What the task requires:
Count the lines below that contain the word "this", and reply with only that number.

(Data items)
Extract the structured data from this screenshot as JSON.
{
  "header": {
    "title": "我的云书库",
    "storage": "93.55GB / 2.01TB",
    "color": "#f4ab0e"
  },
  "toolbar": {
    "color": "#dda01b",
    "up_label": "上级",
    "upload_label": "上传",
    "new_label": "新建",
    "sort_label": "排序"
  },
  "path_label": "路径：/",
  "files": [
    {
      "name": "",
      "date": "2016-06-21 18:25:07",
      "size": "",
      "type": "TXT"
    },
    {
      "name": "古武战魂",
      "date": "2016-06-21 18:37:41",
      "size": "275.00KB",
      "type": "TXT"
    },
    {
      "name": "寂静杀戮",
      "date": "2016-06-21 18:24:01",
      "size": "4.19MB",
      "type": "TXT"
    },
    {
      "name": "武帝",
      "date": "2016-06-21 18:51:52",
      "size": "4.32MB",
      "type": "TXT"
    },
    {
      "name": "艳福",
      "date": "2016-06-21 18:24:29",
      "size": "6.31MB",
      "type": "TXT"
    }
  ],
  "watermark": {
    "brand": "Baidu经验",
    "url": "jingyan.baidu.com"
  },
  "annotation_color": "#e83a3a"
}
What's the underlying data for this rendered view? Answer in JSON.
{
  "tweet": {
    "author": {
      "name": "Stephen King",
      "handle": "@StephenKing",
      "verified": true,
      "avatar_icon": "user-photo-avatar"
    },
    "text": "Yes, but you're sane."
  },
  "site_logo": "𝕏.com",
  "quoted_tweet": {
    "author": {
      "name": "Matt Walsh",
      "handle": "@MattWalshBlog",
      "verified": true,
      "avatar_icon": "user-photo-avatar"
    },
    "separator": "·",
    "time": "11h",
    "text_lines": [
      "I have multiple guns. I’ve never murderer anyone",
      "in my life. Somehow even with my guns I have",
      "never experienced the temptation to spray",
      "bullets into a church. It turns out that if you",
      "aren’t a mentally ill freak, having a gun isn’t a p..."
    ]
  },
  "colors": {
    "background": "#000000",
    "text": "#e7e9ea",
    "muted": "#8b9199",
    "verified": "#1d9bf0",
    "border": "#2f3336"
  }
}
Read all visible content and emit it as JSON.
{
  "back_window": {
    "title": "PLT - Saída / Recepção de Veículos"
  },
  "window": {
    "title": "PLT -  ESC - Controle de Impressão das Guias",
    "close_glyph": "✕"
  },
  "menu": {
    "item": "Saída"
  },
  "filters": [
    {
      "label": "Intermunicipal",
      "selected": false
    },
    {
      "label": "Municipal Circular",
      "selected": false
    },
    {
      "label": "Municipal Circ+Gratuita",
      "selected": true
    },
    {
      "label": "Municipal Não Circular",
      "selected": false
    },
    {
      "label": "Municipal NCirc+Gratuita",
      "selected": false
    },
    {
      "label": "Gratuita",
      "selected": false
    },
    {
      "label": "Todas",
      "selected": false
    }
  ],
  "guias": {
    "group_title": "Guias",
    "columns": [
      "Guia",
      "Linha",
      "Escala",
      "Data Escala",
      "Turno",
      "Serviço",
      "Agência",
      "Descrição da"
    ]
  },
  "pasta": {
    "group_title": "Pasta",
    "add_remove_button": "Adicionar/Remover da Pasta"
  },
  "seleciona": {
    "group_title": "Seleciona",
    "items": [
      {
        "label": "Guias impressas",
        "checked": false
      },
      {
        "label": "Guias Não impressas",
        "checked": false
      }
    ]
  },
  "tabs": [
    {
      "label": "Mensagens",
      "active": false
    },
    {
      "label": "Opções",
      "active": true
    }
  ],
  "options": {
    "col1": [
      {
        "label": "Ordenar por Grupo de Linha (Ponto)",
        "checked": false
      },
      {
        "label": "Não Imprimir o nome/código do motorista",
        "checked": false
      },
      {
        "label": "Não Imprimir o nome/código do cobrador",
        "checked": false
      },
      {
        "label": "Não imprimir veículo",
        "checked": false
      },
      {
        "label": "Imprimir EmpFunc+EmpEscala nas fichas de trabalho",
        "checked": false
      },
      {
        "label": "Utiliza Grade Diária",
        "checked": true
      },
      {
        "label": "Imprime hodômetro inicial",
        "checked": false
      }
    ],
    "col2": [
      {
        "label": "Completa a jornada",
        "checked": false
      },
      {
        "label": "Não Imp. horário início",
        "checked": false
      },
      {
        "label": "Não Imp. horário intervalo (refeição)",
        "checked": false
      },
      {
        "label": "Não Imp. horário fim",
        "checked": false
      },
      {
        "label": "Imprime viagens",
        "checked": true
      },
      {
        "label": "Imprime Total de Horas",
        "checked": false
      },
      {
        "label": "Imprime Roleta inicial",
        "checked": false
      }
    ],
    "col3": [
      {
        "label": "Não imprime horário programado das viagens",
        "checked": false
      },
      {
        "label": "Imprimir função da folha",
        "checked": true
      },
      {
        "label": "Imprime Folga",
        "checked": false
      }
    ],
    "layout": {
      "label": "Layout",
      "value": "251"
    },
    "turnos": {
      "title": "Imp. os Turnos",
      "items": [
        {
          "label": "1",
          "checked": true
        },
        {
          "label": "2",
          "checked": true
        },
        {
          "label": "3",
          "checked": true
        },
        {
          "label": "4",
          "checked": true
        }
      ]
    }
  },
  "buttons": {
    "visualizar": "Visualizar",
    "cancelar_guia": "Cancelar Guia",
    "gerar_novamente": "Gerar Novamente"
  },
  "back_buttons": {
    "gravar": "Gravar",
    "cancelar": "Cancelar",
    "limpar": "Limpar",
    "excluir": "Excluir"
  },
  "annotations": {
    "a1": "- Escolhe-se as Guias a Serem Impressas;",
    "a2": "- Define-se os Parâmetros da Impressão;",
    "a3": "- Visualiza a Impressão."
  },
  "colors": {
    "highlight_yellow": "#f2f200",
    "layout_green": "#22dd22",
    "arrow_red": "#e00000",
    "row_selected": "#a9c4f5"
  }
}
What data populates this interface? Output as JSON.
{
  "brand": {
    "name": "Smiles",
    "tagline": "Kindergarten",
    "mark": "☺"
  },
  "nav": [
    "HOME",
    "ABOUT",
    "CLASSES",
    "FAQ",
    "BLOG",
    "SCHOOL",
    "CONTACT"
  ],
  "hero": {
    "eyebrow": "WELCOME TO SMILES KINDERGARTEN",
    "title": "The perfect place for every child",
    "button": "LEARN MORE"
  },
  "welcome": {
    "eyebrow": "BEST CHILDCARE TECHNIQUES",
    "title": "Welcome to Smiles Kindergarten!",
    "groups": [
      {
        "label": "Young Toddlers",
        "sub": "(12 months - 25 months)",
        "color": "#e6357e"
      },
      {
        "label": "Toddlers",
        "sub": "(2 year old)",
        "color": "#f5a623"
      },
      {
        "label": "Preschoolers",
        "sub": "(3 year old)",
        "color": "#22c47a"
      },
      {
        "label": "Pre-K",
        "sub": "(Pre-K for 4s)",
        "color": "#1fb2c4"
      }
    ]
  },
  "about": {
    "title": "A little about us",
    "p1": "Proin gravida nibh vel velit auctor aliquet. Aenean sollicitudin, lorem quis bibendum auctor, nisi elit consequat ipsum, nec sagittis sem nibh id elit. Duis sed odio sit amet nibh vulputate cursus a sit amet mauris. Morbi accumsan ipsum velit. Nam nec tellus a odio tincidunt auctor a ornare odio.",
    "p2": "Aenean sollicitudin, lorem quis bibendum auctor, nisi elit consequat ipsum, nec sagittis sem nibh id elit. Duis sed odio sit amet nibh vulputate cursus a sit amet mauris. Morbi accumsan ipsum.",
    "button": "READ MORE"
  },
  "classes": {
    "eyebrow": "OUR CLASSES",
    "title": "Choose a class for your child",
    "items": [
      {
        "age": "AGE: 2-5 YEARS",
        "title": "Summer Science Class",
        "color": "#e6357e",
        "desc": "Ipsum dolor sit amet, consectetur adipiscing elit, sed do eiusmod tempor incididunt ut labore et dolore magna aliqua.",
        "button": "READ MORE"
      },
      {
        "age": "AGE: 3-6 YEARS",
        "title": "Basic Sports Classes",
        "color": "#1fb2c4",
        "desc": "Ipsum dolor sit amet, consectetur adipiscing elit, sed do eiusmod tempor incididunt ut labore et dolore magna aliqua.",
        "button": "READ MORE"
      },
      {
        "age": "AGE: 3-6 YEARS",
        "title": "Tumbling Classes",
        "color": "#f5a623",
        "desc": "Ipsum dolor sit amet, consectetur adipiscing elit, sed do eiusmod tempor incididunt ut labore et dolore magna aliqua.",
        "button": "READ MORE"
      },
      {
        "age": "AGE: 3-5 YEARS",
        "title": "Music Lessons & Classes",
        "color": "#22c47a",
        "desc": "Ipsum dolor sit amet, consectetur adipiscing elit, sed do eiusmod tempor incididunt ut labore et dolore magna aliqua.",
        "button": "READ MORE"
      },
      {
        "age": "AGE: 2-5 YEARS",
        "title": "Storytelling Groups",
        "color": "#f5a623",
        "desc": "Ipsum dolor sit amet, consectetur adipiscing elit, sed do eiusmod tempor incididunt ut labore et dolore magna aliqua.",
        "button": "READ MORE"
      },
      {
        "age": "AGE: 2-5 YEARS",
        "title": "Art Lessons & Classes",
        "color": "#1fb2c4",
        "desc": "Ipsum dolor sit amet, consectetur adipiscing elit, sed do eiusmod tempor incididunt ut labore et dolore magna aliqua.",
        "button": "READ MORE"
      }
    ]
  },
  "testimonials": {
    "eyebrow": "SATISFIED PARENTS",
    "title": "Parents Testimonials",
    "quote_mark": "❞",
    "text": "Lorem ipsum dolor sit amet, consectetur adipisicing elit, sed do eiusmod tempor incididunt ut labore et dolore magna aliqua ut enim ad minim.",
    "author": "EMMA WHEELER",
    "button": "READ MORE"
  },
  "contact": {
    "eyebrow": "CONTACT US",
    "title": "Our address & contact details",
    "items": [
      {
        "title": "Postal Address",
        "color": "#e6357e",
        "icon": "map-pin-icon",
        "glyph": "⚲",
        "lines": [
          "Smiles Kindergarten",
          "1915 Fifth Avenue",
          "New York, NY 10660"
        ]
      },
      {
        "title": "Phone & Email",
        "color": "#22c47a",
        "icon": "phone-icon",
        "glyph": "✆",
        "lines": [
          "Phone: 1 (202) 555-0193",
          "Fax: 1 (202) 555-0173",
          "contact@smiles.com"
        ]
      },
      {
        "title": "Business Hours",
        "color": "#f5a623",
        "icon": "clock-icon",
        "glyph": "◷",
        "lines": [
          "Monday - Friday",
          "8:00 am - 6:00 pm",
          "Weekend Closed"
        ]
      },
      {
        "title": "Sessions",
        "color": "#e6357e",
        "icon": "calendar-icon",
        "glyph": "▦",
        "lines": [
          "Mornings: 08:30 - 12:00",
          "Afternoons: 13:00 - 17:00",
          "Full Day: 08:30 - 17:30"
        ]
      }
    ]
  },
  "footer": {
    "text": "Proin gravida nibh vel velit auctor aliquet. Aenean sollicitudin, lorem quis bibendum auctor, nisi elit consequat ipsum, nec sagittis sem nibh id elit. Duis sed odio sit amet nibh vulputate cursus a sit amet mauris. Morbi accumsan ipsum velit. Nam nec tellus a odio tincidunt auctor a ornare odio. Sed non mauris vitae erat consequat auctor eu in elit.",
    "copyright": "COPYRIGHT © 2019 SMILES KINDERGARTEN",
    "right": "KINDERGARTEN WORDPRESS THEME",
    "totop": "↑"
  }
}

Task response:
3